Banks and https

Here's what happens when you go to the web pages of some large US banks, and what happens when you try changing the homepage URL from "http" to "https" or vice versa.

Bank http https
Bank One Insecure login form. Works.
Wells Fargo Insecure login form. Works.
Wachovia Insecure login form. Works.
Bank of America Insecure login form. Redirects to http.
Washington Mutual Insecure login form. Redirects to http.
US Bank Insecure login form. Error: Connection closed.
Citibank Link to secure login form at "web.da-us.citibank.com". Error: 404.
HSBC Link to secure login form at "www.ebank.us.hsbc.com". Certificate hostname mismatch.
Suntrust Redirects to https. Works.

Most of these banks make Critical SSL/TLS Mistake #1, having the login form be http and only submit to https. This protects against passive attacks, but does not protect against man-in-the-middle attacks. An attacker who can mount a passive attack can usually mount a man-in-the-middle attack with only a little more work, so these banks are barely more secure than sites that do not use https at all.

→ Supplied information:

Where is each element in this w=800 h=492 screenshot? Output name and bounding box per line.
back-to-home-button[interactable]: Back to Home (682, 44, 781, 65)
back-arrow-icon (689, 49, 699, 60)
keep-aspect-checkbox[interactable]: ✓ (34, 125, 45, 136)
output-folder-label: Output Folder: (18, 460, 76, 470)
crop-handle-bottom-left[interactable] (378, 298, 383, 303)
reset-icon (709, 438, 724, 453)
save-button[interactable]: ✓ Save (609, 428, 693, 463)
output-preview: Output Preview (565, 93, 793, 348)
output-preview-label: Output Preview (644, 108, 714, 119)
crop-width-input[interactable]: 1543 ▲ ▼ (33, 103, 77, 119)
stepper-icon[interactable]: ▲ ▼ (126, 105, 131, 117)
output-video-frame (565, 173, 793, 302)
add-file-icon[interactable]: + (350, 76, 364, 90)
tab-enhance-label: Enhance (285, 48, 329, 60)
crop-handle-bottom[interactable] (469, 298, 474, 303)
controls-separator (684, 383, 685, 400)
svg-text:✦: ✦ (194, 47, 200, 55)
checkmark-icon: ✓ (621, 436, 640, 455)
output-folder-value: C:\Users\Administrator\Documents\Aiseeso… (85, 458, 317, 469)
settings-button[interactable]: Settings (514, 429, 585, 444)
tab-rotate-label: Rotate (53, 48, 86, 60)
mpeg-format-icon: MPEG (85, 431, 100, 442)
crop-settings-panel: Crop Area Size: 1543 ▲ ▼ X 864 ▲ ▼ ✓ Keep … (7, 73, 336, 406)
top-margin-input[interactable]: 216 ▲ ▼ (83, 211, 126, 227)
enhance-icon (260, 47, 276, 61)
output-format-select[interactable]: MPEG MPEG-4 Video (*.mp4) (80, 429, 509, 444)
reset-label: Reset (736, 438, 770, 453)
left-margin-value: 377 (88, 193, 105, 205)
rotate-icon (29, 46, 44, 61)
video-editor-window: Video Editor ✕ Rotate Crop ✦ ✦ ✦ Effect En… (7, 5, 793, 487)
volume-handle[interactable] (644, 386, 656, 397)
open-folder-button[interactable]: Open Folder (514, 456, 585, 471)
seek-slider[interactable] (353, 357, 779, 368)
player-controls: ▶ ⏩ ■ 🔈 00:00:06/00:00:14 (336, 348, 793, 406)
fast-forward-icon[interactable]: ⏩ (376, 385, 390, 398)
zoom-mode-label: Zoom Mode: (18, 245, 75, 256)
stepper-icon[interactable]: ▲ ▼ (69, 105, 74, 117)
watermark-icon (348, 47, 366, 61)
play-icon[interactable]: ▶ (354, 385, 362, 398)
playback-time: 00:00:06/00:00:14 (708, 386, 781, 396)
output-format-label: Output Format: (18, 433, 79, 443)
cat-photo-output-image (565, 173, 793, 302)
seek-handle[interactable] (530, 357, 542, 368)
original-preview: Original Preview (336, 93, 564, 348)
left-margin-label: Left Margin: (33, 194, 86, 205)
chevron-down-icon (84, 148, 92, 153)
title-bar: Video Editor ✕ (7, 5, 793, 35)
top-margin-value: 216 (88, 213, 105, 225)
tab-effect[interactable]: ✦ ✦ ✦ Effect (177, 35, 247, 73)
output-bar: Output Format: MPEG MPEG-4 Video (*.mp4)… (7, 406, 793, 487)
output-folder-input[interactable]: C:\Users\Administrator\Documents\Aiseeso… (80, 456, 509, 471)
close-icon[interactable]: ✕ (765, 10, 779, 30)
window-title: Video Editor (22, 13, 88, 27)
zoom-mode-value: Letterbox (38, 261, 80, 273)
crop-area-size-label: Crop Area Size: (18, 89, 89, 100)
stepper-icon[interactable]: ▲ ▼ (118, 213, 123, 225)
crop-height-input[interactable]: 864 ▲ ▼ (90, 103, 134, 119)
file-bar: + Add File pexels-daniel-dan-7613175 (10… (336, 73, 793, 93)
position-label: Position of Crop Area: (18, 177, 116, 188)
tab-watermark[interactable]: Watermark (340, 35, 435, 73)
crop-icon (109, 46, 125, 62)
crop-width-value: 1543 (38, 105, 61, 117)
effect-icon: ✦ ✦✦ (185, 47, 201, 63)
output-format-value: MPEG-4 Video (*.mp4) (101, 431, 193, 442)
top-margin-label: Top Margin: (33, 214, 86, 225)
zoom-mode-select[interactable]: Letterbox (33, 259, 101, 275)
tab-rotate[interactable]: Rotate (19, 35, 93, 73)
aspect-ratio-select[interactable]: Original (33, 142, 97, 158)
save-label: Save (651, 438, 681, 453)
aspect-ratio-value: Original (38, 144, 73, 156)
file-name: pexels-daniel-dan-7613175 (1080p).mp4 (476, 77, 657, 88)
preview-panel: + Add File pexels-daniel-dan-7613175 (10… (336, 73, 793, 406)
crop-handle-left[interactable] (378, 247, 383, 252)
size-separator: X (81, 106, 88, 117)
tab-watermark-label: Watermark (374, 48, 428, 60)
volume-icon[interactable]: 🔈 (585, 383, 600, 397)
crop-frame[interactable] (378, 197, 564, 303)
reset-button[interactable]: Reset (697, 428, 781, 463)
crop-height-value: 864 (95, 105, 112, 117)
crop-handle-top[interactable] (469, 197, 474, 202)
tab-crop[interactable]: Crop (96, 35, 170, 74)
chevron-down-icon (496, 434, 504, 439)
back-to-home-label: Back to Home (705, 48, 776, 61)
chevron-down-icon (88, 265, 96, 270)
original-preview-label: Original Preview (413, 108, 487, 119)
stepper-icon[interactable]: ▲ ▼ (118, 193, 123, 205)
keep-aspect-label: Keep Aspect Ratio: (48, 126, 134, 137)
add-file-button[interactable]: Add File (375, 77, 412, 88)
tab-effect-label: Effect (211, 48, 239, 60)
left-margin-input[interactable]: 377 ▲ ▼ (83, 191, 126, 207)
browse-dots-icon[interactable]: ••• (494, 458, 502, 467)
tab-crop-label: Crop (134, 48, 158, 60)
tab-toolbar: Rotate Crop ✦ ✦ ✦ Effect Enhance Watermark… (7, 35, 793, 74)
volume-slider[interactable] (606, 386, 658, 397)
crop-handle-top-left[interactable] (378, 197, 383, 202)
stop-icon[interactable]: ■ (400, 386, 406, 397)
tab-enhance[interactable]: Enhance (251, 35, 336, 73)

→ Things to do:
**a.** Reproduce the passage from the banks and https page word for word, starting with "Here's what happens" and going on through "Mutual Insecure login form. Redirects to http.".
**b.** In the banks and https page, which bank redirects visitors from its http homepage to https?

→ Solutions by task:
**a.**
Here's what happens when you go to the web pages of some large US banks, and what happens when you try changing the homepage URL from "http" to "https" or vice versa.

Bank http https
Bank One Insecure login form. Works.
Wells Fargo Insecure login form. Works.
Wachovia Insecure login form. Works.
Bank of America Insecure login form. Redirects to http.
Washington Mutual Insecure login form. Redirects to http.

**b.** Suntrust